**Stated goal**
Go through the records and extract every line with the word "linear".

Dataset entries
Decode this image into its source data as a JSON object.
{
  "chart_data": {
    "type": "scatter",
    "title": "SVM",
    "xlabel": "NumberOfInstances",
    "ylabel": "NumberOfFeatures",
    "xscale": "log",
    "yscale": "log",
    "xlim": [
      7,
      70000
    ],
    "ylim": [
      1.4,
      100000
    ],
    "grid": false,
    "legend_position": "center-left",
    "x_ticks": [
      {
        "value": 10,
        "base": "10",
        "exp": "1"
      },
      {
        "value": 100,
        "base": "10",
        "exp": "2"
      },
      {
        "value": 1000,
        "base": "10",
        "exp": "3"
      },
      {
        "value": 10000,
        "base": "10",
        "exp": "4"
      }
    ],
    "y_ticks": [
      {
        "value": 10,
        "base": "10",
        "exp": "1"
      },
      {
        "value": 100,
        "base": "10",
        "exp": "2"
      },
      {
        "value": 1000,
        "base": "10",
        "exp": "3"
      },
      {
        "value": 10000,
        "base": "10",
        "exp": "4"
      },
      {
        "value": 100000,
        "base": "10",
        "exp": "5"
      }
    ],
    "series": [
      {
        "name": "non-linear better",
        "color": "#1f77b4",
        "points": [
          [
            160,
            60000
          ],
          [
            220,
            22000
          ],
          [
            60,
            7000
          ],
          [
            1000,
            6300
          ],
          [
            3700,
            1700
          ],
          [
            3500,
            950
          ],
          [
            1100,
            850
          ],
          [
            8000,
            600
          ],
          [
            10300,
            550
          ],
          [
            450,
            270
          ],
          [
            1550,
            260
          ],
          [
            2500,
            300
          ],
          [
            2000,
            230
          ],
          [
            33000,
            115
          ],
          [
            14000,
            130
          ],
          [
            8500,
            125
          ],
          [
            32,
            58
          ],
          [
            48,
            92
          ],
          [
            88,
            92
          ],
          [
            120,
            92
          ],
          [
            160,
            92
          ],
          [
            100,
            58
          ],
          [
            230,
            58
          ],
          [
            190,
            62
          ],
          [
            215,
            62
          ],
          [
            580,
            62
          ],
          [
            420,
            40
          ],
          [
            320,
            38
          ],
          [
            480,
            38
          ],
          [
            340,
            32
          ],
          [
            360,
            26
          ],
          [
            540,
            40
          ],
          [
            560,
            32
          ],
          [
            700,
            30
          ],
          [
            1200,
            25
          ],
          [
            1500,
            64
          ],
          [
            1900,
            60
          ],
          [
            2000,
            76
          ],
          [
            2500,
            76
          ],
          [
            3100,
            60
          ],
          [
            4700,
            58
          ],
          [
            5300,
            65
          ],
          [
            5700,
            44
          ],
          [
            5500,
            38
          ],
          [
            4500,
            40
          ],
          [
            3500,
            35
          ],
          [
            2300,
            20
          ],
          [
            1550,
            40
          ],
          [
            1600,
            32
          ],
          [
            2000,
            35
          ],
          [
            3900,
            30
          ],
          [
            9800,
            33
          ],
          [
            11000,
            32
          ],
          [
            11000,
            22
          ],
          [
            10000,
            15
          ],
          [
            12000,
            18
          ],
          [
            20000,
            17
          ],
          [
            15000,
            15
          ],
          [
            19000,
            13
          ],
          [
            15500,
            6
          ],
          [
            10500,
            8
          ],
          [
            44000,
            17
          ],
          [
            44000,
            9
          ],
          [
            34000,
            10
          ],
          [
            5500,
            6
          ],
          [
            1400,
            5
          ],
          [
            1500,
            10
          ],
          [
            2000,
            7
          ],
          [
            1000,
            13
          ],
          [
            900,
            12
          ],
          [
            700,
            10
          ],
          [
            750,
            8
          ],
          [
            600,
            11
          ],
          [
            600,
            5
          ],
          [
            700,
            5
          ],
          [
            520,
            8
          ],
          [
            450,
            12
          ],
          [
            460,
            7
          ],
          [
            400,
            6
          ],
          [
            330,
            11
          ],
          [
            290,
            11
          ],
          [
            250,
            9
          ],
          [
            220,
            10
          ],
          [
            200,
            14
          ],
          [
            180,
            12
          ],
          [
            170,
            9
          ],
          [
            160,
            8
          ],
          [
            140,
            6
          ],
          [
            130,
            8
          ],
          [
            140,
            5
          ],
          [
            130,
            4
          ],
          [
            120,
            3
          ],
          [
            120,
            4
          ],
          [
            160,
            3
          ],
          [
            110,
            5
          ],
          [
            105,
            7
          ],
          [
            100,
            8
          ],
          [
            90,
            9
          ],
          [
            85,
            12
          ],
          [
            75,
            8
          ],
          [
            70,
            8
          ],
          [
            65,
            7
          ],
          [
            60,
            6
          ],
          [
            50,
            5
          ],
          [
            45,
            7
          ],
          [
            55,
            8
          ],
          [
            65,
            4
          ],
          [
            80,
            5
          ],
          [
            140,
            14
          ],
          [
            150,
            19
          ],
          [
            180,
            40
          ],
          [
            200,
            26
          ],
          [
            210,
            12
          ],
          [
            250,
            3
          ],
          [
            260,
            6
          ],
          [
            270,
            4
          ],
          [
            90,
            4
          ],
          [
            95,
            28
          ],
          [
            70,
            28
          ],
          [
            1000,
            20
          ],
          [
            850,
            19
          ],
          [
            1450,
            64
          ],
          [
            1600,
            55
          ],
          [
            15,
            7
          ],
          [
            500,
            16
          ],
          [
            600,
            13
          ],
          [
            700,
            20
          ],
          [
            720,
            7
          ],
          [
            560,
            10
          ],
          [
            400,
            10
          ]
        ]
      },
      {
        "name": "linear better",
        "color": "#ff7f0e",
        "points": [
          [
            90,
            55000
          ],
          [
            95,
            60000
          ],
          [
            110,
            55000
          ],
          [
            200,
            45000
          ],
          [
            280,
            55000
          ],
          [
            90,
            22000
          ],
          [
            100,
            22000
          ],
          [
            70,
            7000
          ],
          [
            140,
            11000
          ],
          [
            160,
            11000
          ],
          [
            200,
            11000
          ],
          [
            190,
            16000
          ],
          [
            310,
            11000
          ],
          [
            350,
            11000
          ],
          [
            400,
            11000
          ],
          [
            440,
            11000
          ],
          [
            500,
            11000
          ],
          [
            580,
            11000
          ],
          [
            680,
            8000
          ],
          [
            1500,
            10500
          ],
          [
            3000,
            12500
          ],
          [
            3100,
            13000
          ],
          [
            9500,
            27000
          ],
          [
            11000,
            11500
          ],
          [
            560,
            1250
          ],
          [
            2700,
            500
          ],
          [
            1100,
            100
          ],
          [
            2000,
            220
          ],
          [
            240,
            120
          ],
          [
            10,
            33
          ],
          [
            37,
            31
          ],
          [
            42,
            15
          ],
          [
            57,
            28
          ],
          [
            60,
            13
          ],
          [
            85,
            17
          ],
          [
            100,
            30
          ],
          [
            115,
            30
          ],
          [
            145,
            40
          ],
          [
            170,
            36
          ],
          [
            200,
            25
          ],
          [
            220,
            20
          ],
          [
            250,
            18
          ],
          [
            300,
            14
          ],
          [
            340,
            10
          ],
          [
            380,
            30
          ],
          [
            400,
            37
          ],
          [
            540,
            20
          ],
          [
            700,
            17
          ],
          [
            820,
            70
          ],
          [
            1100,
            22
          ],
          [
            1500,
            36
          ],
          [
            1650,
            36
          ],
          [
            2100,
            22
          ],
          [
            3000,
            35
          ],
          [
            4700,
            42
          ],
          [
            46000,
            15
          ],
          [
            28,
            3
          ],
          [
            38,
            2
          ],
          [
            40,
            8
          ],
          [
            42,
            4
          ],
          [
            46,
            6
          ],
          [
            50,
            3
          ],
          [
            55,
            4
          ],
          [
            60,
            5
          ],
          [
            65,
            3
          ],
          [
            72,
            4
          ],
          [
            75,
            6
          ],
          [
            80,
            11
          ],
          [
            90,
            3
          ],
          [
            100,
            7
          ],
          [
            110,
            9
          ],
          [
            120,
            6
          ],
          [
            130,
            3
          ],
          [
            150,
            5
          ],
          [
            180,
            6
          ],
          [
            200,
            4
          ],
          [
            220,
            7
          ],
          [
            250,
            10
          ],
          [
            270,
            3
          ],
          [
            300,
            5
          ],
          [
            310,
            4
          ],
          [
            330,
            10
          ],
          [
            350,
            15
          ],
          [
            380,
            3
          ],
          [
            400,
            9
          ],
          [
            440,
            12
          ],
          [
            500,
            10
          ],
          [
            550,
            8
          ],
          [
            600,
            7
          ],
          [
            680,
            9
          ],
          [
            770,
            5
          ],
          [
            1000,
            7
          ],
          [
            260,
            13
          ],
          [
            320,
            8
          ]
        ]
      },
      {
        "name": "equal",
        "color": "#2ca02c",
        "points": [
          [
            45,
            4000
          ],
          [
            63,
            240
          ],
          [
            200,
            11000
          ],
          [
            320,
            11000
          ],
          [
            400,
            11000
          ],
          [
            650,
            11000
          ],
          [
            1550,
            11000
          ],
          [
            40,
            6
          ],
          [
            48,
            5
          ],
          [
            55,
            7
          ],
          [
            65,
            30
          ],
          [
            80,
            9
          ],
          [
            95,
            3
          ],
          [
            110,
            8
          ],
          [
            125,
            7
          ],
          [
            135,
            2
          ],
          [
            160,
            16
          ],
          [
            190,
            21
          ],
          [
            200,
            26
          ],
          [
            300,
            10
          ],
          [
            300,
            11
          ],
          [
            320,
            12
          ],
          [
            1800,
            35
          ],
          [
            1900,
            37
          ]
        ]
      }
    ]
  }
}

**Answer to the task**
        "name": "non-linear better",
        "name": "linear better",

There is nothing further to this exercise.